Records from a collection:
○ ○ ○ ○ ○ ○ ○
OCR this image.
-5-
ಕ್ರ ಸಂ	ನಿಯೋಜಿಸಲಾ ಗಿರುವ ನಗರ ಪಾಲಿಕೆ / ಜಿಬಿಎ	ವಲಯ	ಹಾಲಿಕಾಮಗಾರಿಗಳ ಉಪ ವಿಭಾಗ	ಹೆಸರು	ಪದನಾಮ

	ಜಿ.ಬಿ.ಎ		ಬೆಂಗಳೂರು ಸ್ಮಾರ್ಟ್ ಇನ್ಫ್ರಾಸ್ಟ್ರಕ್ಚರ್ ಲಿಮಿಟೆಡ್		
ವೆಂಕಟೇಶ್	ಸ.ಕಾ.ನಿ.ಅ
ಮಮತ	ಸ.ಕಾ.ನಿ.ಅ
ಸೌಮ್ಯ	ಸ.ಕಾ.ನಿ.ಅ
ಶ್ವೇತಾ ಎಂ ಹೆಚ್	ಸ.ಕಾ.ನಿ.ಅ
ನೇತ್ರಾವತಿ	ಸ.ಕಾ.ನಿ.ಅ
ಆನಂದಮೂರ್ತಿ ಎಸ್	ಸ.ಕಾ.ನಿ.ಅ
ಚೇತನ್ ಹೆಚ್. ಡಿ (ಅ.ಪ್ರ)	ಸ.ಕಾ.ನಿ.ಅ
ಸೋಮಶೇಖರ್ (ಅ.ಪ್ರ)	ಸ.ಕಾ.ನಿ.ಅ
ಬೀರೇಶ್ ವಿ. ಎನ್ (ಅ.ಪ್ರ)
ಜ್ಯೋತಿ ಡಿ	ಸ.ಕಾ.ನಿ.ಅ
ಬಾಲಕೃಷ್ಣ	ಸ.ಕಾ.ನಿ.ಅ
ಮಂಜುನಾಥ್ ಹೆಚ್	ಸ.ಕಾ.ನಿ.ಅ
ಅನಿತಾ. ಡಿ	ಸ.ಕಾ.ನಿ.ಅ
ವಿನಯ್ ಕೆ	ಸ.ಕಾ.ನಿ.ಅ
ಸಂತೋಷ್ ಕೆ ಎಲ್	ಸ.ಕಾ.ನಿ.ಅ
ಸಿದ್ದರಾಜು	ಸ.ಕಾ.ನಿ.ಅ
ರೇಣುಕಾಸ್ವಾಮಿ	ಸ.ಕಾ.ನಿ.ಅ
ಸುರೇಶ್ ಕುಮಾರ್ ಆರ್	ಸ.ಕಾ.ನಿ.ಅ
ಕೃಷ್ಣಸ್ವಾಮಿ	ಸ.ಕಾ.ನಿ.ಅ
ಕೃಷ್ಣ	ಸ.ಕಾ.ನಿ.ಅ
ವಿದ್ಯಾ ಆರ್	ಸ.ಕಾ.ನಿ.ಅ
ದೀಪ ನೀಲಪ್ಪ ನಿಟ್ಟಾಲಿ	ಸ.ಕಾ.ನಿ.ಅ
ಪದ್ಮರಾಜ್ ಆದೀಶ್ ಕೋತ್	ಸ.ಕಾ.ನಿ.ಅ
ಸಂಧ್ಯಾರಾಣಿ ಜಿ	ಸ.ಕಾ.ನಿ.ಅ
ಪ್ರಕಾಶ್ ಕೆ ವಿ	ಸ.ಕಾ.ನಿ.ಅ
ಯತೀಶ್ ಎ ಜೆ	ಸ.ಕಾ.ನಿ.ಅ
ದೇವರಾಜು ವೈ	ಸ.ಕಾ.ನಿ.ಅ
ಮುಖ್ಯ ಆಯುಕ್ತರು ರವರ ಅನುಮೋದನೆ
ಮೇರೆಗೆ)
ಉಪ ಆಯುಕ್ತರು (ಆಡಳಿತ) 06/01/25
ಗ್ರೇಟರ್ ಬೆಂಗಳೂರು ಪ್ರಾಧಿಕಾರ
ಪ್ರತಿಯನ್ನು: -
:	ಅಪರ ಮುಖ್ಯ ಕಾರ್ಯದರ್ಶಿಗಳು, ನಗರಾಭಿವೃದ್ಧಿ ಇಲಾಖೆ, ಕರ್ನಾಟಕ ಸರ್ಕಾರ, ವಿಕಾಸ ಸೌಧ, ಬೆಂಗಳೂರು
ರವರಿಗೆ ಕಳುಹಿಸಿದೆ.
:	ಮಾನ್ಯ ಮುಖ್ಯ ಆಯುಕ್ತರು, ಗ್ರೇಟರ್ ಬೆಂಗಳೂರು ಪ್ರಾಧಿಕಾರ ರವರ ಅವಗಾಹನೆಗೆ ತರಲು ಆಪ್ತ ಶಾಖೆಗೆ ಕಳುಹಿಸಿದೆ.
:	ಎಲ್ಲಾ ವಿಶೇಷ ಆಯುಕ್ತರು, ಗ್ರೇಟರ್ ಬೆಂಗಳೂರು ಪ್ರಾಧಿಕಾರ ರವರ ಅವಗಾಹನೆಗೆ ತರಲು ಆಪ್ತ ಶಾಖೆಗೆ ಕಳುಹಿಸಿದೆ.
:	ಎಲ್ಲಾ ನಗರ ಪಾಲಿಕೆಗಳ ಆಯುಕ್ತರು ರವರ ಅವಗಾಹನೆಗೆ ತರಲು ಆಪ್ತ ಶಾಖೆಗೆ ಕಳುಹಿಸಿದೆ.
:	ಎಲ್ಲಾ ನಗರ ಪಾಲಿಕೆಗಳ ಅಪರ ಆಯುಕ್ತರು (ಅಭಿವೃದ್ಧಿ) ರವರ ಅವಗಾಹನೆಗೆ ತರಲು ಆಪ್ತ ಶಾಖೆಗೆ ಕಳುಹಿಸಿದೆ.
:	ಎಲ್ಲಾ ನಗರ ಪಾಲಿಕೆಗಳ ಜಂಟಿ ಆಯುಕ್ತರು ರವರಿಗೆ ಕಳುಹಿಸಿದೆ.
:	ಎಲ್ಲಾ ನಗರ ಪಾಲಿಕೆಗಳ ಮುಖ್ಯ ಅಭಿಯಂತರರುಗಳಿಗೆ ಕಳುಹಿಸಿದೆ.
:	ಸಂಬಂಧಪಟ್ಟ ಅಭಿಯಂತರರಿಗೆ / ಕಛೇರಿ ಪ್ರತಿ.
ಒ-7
○ ○ ○ ○ ○ ○ ○
- **Objective**: Reproduce each record exactly, leaving nothing out.

- **Final result**:
OCR this image.
-5-
ಕ್ರ ಸಂ	ನಿಯೋಜಿಸಲಾ ಗಿರುವ ನಗರ ಪಾಲಿಕೆ / ಜಿಬಿಎ	ವಲಯ	ಹಾಲಿಕಾಮಗಾರಿಗಳ ಉಪ ವಿಭಾಗ	ಹೆಸರು	ಪದನಾಮ

	ಜಿ.ಬಿ.ಎ		ಬೆಂಗಳೂರು ಸ್ಮಾರ್ಟ್ ಇನ್ಫ್ರಾಸ್ಟ್ರಕ್ಚರ್ ಲಿಮಿಟೆಡ್		
ವೆಂಕಟೇಶ್	ಸ.ಕಾ.ನಿ.ಅ
ಮಮತ	ಸ.ಕಾ.ನಿ.ಅ
ಸೌಮ್ಯ	ಸ.ಕಾ.ನಿ.ಅ
ಶ್ವೇತಾ ಎಂ ಹೆಚ್	ಸ.ಕಾ.ನಿ.ಅ
ನೇತ್ರಾವತಿ	ಸ.ಕಾ.ನಿ.ಅ
ಆನಂದಮೂರ್ತಿ ಎಸ್	ಸ.ಕಾ.ನಿ.ಅ
ಚೇತನ್ ಹೆಚ್. ಡಿ (ಅ.ಪ್ರ)	ಸ.ಕಾ.ನಿ.ಅ
ಸೋಮಶೇಖರ್ (ಅ.ಪ್ರ)	ಸ.ಕಾ.ನಿ.ಅ
ಬೀರೇಶ್ ವಿ. ಎನ್ (ಅ.ಪ್ರ)
ಜ್ಯೋತಿ ಡಿ	ಸ.ಕಾ.ನಿ.ಅ
ಬಾಲಕೃಷ್ಣ	ಸ.ಕಾ.ನಿ.ಅ
ಮಂಜುನಾಥ್ ಹೆಚ್	ಸ.ಕಾ.ನಿ.ಅ
ಅನಿತಾ. ಡಿ	ಸ.ಕಾ.ನಿ.ಅ
ವಿನಯ್ ಕೆ	ಸ.ಕಾ.ನಿ.ಅ
ಸಂತೋಷ್ ಕೆ ಎಲ್	ಸ.ಕಾ.ನಿ.ಅ
ಸಿದ್ದರಾಜು	ಸ.ಕಾ.ನಿ.ಅ
ರೇಣುಕಾಸ್ವಾಮಿ	ಸ.ಕಾ.ನಿ.ಅ
ಸುರೇಶ್ ಕುಮಾರ್ ಆರ್	ಸ.ಕಾ.ನಿ.ಅ
ಕೃಷ್ಣಸ್ವಾಮಿ	ಸ.ಕಾ.ನಿ.ಅ
ಕೃಷ್ಣ	ಸ.ಕಾ.ನಿ.ಅ
ವಿದ್ಯಾ ಆರ್	ಸ.ಕಾ.ನಿ.ಅ
ದೀಪ ನೀಲಪ್ಪ ನಿಟ್ಟಾಲಿ	ಸ.ಕಾ.ನಿ.ಅ
ಪದ್ಮರಾಜ್ ಆದೀಶ್ ಕೋತ್	ಸ.ಕಾ.ನಿ.ಅ
ಸಂಧ್ಯಾರಾಣಿ ಜಿ	ಸ.ಕಾ.ನಿ.ಅ
ಪ್ರಕಾಶ್ ಕೆ ವಿ	ಸ.ಕಾ.ನಿ.ಅ
ಯತೀಶ್ ಎ ಜೆ	ಸ.ಕಾ.ನಿ.ಅ
ದೇವರಾಜು ವೈ	ಸ.ಕಾ.ನಿ.ಅ
ಮುಖ್ಯ ಆಯುಕ್ತರು ರವರ ಅನುಮೋದನೆ
ಮೇರೆಗೆ)
ಉಪ ಆಯುಕ್ತರು (ಆಡಳಿತ) 06/01/25
ಗ್ರೇಟರ್ ಬೆಂಗಳೂರು ಪ್ರಾಧಿಕಾರ
ಪ್ರತಿಯನ್ನು: -
:	ಅಪರ ಮುಖ್ಯ ಕಾರ್ಯದರ್ಶಿಗಳು, ನಗರಾಭಿವೃದ್ಧಿ ಇಲಾಖೆ, ಕರ್ನಾಟಕ ಸರ್ಕಾರ, ವಿಕಾಸ ಸೌಧ, ಬೆಂಗಳೂರು
ರವರಿಗೆ ಕಳುಹಿಸಿದೆ.
:	ಮಾನ್ಯ ಮುಖ್ಯ ಆಯುಕ್ತರು, ಗ್ರೇಟರ್ ಬೆಂಗಳೂರು ಪ್ರಾಧಿಕಾರ ರವರ ಅವಗಾಹನೆಗೆ ತರಲು ಆಪ್ತ ಶಾಖೆಗೆ ಕಳುಹಿಸಿದೆ.
:	ಎಲ್ಲಾ ವಿಶೇಷ ಆಯುಕ್ತರು, ಗ್ರೇಟರ್ ಬೆಂಗಳೂರು ಪ್ರಾಧಿಕಾರ ರವರ ಅವಗಾಹನೆಗೆ ತರಲು ಆಪ್ತ ಶಾಖೆಗೆ ಕಳುಹಿಸಿದೆ.
:	ಎಲ್ಲಾ ನಗರ ಪಾಲಿಕೆಗಳ ಆಯುಕ್ತರು ರವರ ಅವಗಾಹನೆಗೆ ತರಲು ಆಪ್ತ ಶಾಖೆಗೆ ಕಳುಹಿಸಿದೆ.
:	ಎಲ್ಲಾ ನಗರ ಪಾಲಿಕೆಗಳ ಅಪರ ಆಯುಕ್ತರು (ಅಭಿವೃದ್ಧಿ) ರವರ ಅವಗಾಹನೆಗೆ ತರಲು ಆಪ್ತ ಶಾಖೆಗೆ ಕಳುಹಿಸಿದೆ.
:	ಎಲ್ಲಾ ನಗರ ಪಾಲಿಕೆಗಳ ಜಂಟಿ ಆಯುಕ್ತರು ರವರಿಗೆ ಕಳುಹಿಸಿದೆ.
:	ಎಲ್ಲಾ ನಗರ ಪಾಲಿಕೆಗಳ ಮುಖ್ಯ ಅಭಿಯಂತರರುಗಳಿಗೆ ಕಳುಹಿಸಿದೆ.
:	ಸಂಬಂಧಪಟ್ಟ ಅಭಿಯಂತರರಿಗೆ / ಕಛೇರಿ ಪ್ರತಿ.
ಒ-7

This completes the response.